▸ **SHORT TASK**
Output all the entries word for word. Omit the pictures.

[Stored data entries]
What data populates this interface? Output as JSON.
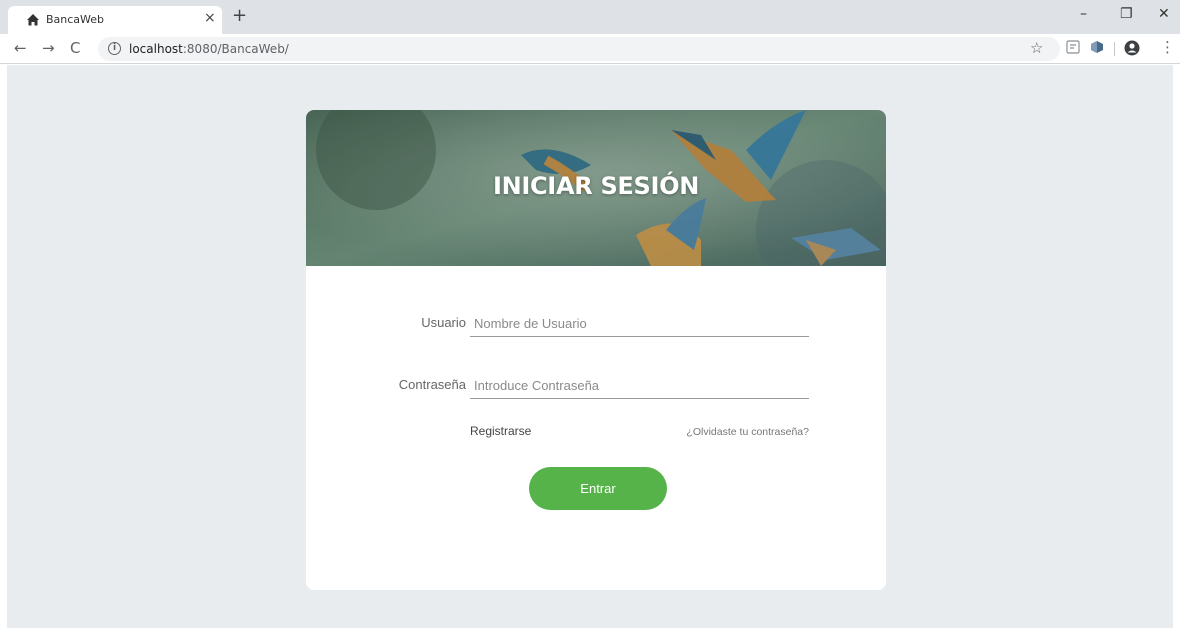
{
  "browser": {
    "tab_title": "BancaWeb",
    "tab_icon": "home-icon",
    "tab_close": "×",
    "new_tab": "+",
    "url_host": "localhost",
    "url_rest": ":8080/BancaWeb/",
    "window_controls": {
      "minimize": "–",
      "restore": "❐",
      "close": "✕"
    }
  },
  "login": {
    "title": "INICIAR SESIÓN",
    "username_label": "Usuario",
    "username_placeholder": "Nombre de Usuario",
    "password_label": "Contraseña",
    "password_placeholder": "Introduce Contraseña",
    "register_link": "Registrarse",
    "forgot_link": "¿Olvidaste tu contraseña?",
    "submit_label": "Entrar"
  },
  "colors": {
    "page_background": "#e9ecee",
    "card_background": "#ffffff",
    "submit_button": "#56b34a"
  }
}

▸ **RIGHT ANSWER**
What data populates this interface? Output as JSON.
{
  "browser": {
    "tab_title": "BancaWeb",
    "tab_icon": "home-icon",
    "tab_close": "×",
    "new_tab": "+",
    "url_host": "localhost",
    "url_rest": ":8080/BancaWeb/",
    "window_controls": {
      "minimize": "–",
      "restore": "❐",
      "close": "✕"
    }
  },
  "login": {
    "title": "INICIAR SESIÓN",
    "username_label": "Usuario",
    "username_placeholder": "Nombre de Usuario",
    "password_label": "Contraseña",
    "password_placeholder": "Introduce Contraseña",
    "register_link": "Registrarse",
    "forgot_link": "¿Olvidaste tu contraseña?",
    "submit_label": "Entrar"
  },
  "colors": {
    "page_background": "#e9ecee",
    "card_background": "#ffffff",
    "submit_button": "#56b34a"
  }
}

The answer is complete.